Written request A:
Extract verbatim the portion of the excerpt on moral duties starting with "Furthermore, since we" and going on through "killed by others.".

Document excerpt:
If we do not need to appeal to the most reasons thesis in order to account for the manner in which we are bound by moral duties, then we have no grounds for affirming the most reasons thesis. We certainly do not have strong experiential grounds for thinking that everyone's total set of practical reasons favours behaving in a sufficiently ethical manner. Selfish persons in positions of power often fail to have sufficient reasons to treat other people fairly. Yet, what they are doing is still wrong because the victims of their actions have strong reasons to oppose them. Hence, the moral practice of opposing selfish persons who are performing harmful and unjust acts receives a solid grounding and explanation in a contractualist account of our moral duties. Since whether or not others who are concerned to live with each other on mutually acceptable grounds can reasonably reject one's actions is not a function of one's own interests, morality retains its non-hypothetical character.

Furthermore, since we all are motivated to protect our interests, we all have a reason to enforce moral norms on others if and when we can. Of course, people often cannot resist oppressors more powerful than themselves. But, because ‘the good people always win’ is not a known or even probable fact in need of explanation, the theist cannot use this claim in an argument for theism. Now, there is a whole other story to be told about the goods that can be accessed and instantiated by becoming ethical oneself; the life of virtue has plenty of its own rewards. Yet, the biggest puzzles concerning our moral duties revolve around how to explain duties that even evil persons have. Even an evil person must be ethical on pains of being justifiably punished or even killed by others.

Written request B:
Copy the entries listed below the excerpt exactly as they appear, leaving the picture out of your output.

Task data:
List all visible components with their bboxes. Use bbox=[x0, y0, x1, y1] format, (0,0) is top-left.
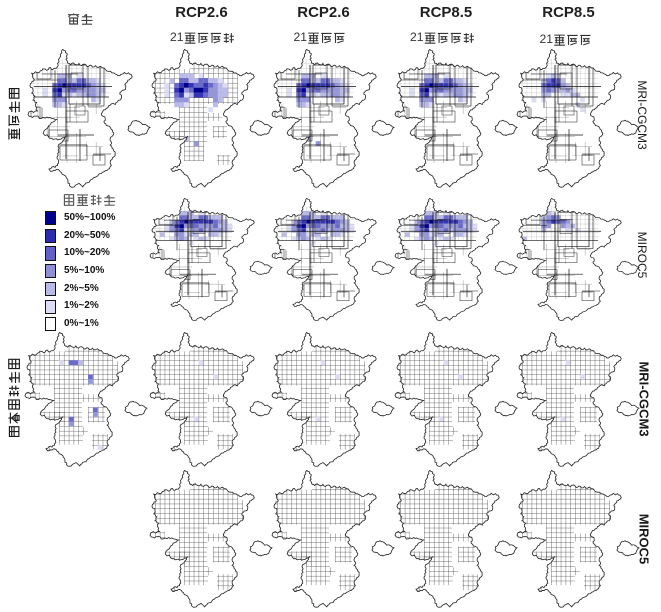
svg-text:21: 21 bbox=[410, 31, 424, 44]
svg-text:21: 21 bbox=[540, 33, 554, 46]
svg-text:21: 21 bbox=[170, 31, 184, 44]
svg-text:21: 21 bbox=[294, 31, 308, 44]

Written solution A:
Furthermore, since we all are motivated to protect our interests, we all have a reason to enforce moral norms on others if and when we can. Of course, people often cannot resist oppressors more powerful than themselves. But, because ‘the good people always win’ is not a known or even probable fact in need of explanation, the theist cannot use this claim in an argument for theism. Now, there is a whole other story to be told about the goods that can be accessed and instantiated by becoming ethical oneself; the life of virtue has plenty of its own rewards. Yet, the biggest puzzles concerning our moral duties revolve around how to explain duties that even evil persons have. Even an evil person must be ethical on pains of being justifiably punished or even killed by others.

Written solution B:
List all visible components with their bboxes. Use bbox=[x0, y0, x1, y1] format, (0,0) is top-left.
svg-text:21: 21 bbox=[410, 31, 424, 44]
svg-text:21: 21 bbox=[540, 33, 554, 46]
svg-text:21: 21 bbox=[170, 31, 184, 44]
svg-text:21: 21 bbox=[294, 31, 308, 44]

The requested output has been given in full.